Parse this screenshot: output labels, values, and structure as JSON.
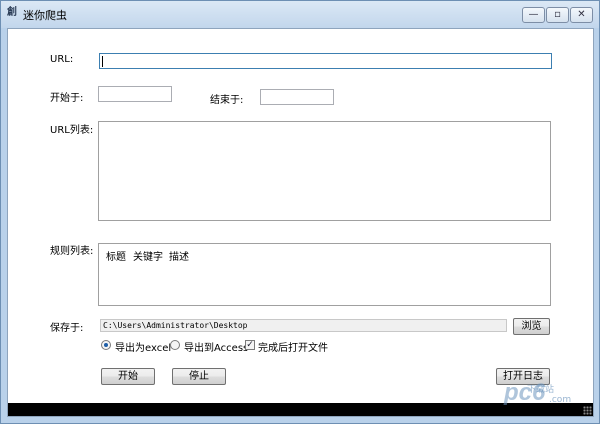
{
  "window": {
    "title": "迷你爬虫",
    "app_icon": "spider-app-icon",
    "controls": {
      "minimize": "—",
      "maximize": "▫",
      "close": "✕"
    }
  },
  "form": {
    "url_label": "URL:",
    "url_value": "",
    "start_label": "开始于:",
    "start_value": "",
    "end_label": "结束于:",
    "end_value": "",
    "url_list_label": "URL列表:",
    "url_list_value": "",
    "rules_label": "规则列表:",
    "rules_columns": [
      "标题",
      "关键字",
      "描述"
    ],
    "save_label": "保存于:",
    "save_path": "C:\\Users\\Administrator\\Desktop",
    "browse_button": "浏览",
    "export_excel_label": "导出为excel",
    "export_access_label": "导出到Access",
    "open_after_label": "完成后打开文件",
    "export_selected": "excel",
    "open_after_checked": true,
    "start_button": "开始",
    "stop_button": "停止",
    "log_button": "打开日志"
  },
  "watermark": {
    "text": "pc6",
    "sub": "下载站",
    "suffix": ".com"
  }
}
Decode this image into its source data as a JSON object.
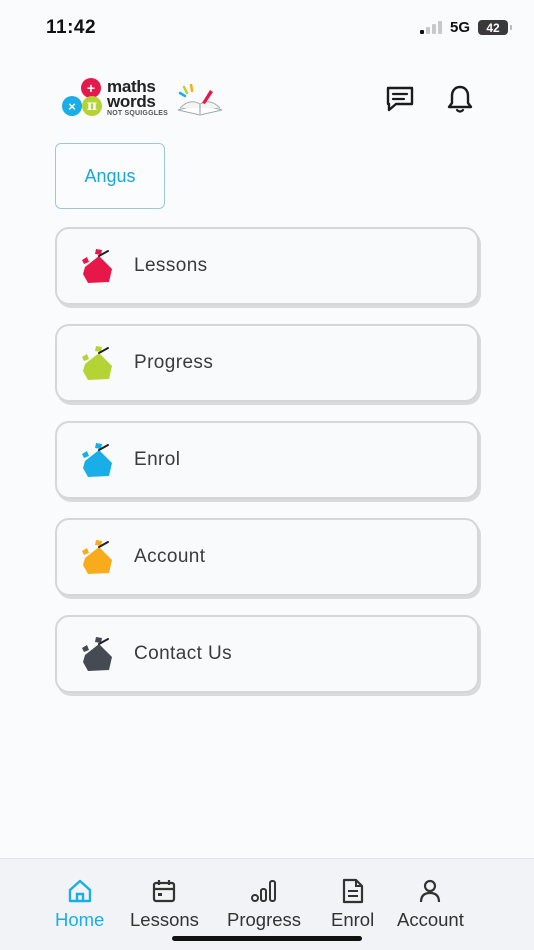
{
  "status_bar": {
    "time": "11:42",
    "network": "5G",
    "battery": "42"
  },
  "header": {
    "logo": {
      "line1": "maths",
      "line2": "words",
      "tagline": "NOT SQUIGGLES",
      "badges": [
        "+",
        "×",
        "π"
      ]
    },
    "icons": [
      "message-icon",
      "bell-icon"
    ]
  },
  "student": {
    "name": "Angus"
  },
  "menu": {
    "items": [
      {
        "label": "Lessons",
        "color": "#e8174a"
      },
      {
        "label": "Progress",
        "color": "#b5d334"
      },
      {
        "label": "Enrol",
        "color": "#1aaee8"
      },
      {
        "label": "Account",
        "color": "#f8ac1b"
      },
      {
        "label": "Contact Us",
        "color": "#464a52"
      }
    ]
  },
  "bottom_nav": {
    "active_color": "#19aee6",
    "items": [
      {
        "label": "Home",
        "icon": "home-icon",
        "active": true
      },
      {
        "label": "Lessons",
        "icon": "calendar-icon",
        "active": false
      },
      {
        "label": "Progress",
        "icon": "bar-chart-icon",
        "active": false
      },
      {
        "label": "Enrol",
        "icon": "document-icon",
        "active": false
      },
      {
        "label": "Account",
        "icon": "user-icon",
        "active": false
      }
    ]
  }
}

--------------------------------

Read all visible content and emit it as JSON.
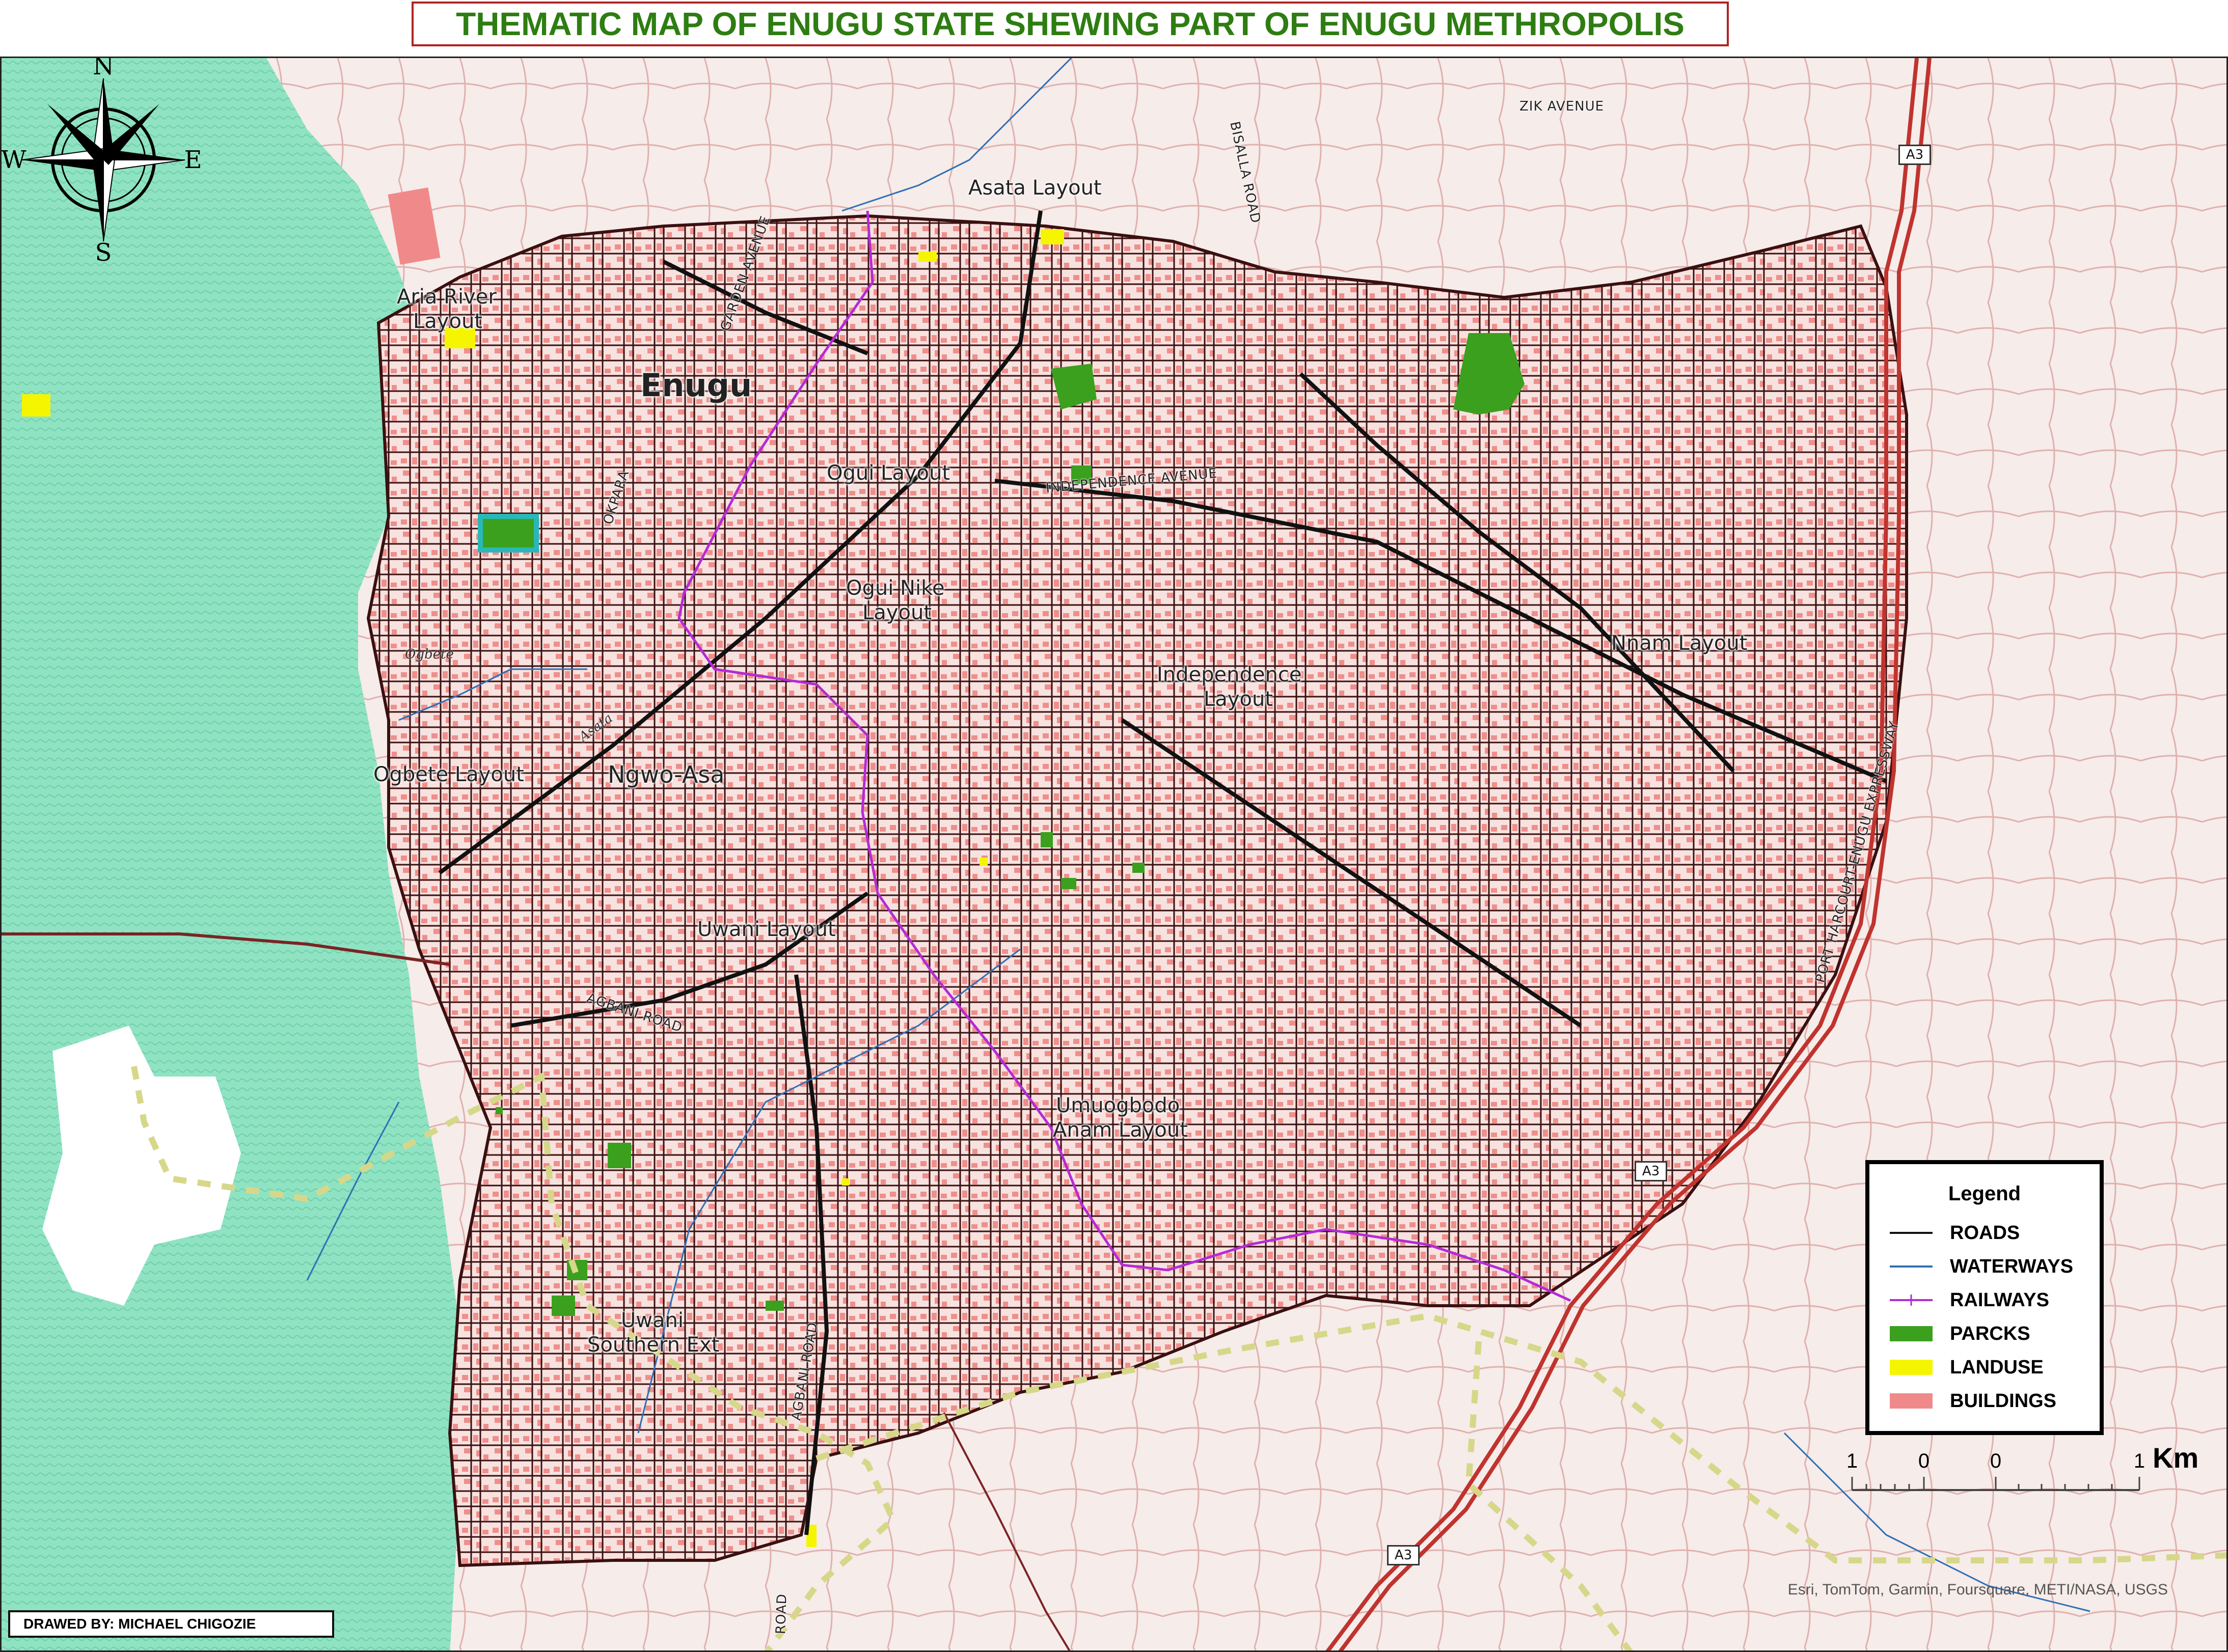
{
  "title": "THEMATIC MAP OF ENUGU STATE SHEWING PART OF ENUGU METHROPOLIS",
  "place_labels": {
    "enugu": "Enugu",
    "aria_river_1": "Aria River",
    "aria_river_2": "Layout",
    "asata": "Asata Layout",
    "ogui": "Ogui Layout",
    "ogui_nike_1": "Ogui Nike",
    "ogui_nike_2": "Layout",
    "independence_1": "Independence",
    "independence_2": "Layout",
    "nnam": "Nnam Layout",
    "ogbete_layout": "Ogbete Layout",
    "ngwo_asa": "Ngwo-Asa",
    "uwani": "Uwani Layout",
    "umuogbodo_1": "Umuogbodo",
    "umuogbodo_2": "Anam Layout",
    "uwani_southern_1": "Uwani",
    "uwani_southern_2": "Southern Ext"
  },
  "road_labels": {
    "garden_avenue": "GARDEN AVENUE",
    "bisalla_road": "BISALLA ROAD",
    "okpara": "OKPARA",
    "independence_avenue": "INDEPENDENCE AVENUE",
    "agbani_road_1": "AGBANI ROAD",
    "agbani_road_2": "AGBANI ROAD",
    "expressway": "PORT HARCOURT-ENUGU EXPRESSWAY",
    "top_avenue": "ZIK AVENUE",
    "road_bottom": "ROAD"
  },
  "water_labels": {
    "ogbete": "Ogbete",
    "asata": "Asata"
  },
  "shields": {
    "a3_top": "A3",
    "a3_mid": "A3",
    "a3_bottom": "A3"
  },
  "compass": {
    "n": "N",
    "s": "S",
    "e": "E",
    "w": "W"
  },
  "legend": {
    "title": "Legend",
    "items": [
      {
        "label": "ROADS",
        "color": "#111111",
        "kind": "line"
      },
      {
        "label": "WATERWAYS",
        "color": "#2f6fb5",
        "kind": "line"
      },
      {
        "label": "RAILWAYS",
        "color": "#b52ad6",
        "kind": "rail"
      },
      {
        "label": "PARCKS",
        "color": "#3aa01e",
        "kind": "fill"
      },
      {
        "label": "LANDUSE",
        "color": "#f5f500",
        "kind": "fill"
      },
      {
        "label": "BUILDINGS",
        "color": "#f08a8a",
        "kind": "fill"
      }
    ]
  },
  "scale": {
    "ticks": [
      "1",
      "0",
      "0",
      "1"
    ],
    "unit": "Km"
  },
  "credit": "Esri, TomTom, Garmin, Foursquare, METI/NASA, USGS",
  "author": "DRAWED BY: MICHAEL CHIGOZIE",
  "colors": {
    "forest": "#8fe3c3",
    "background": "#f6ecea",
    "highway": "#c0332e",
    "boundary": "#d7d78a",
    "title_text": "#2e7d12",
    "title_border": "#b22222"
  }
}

--------------------------------

(Work to complete) Return each full line of the entries that contains the word "Ogbete".

(Response for this exercise)
    "ogbete_layout": "Ogbete Layout",
    "ogbete": "Ogbete",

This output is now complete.